Stored entries
○ ○ ○ ○ ○

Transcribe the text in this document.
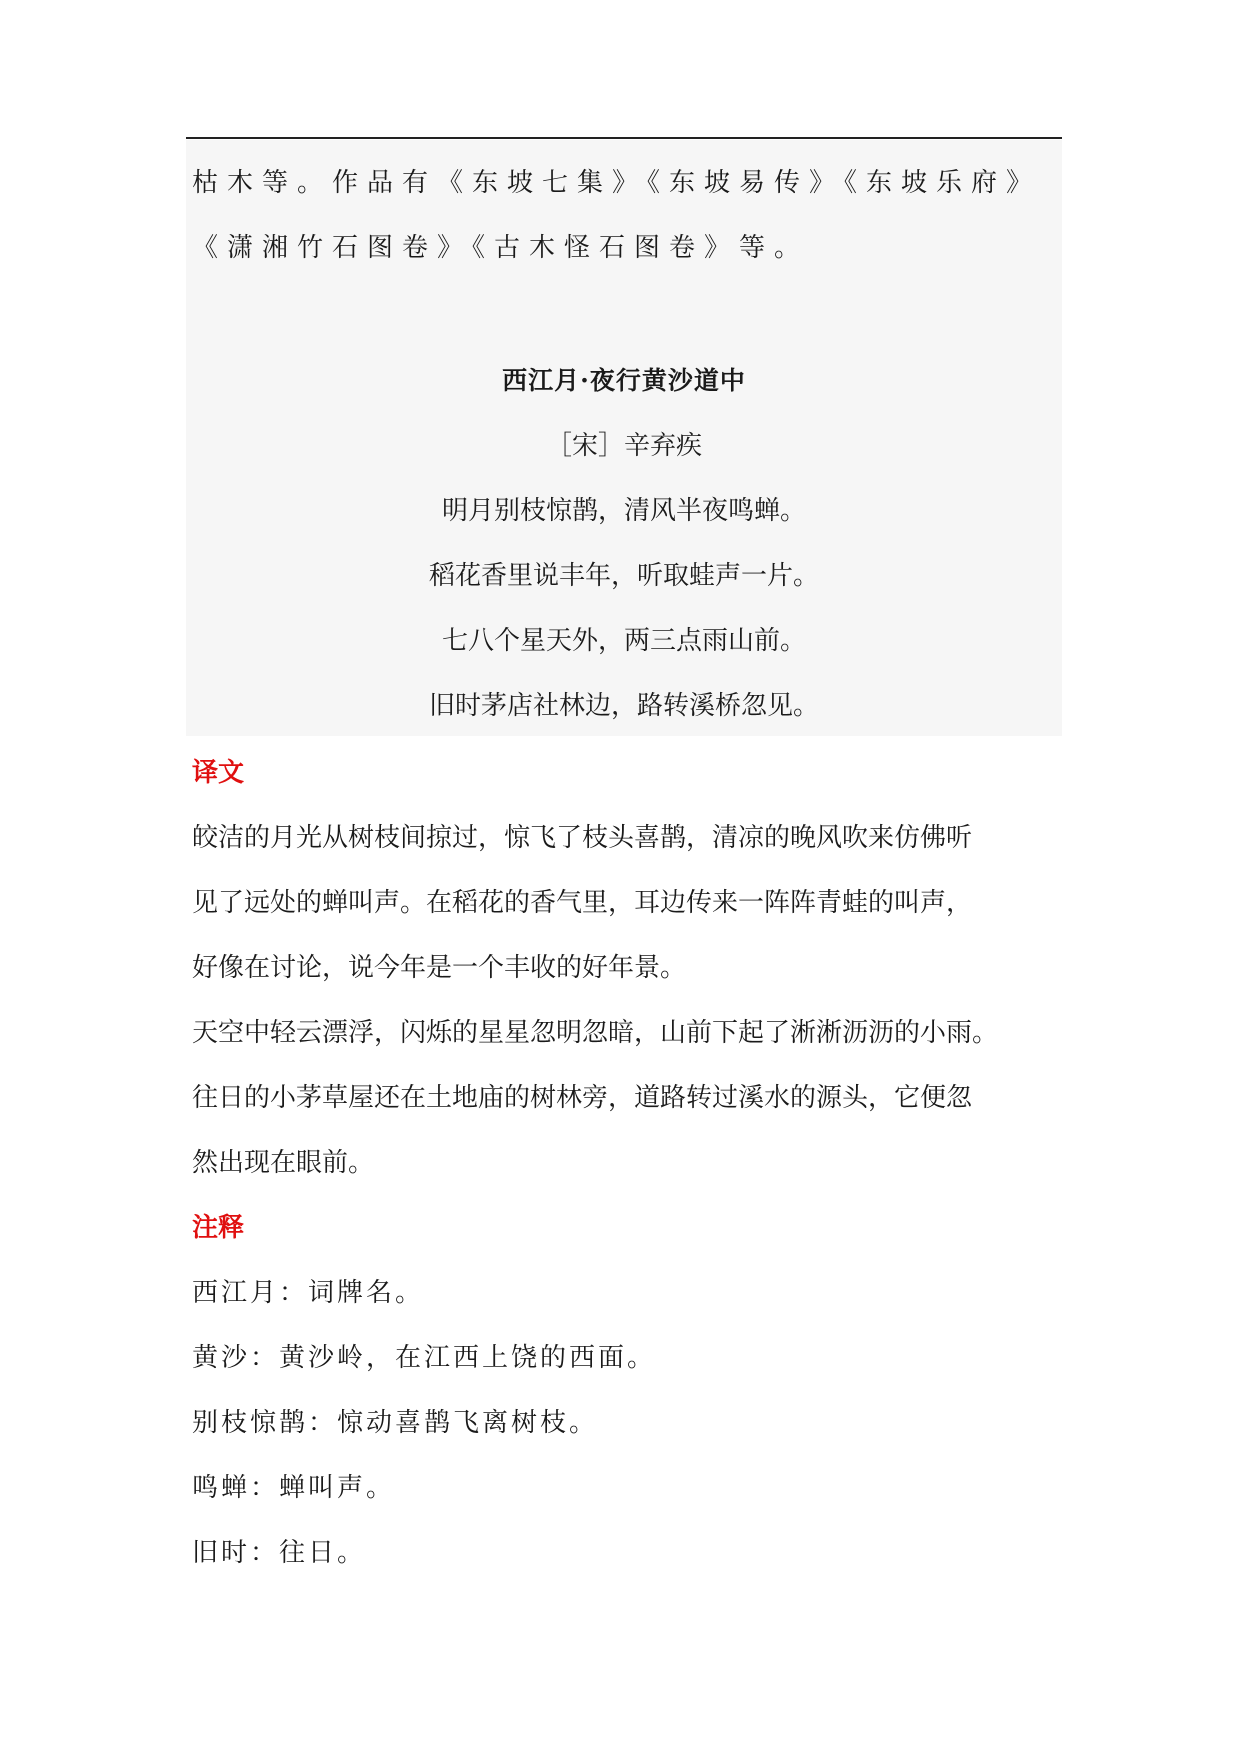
枯木等。作品有《东坡七集》《东坡易传》《东坡乐府》
《潇湘竹石图卷》《古木怪石图卷》等。
西江月·夜行黄沙道中
［宋］辛弃疾
明月别枝惊鹊，清风半夜鸣蝉。
稻花香里说丰年，听取蛙声一片。
七八个星天外，两三点雨山前。
旧时茅店社林边，路转溪桥忽见。
译文
皎洁的月光从树枝间掠过，惊飞了枝头喜鹊，清凉的晚风吹来仿佛听
见了远处的蝉叫声。在稻花的香气里，耳边传来一阵阵青蛙的叫声，
好像在讨论，说今年是一个丰收的好年景。
天空中轻云漂浮，闪烁的星星忽明忽暗，山前下起了淅淅沥沥的小雨。
往日的小茅草屋还在土地庙的树林旁，道路转过溪水的源头，它便忽
然出现在眼前。
注释
西江月：词牌名。
黄沙：黄沙岭，在江西上饶的西面。
别枝惊鹊：惊动喜鹊飞离树枝。
鸣蝉：蝉叫声。
旧时：往日。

○ ○ ○ ○ ○

Do this:
Copy the data exactly. Any picture it contains is to be omitted.

Final answer:
Transcribe the text in this document.
枯木等。作品有《东坡七集》《东坡易传》《东坡乐府》
《潇湘竹石图卷》《古木怪石图卷》等。
西江月·夜行黄沙道中
［宋］辛弃疾
明月别枝惊鹊，清风半夜鸣蝉。
稻花香里说丰年，听取蛙声一片。
七八个星天外，两三点雨山前。
旧时茅店社林边，路转溪桥忽见。
译文
皎洁的月光从树枝间掠过，惊飞了枝头喜鹊，清凉的晚风吹来仿佛听
见了远处的蝉叫声。在稻花的香气里，耳边传来一阵阵青蛙的叫声，
好像在讨论，说今年是一个丰收的好年景。
天空中轻云漂浮，闪烁的星星忽明忽暗，山前下起了淅淅沥沥的小雨。
往日的小茅草屋还在土地庙的树林旁，道路转过溪水的源头，它便忽
然出现在眼前。
注释
西江月：词牌名。
黄沙：黄沙岭，在江西上饶的西面。
别枝惊鹊：惊动喜鹊飞离树枝。
鸣蝉：蝉叫声。
旧时：往日。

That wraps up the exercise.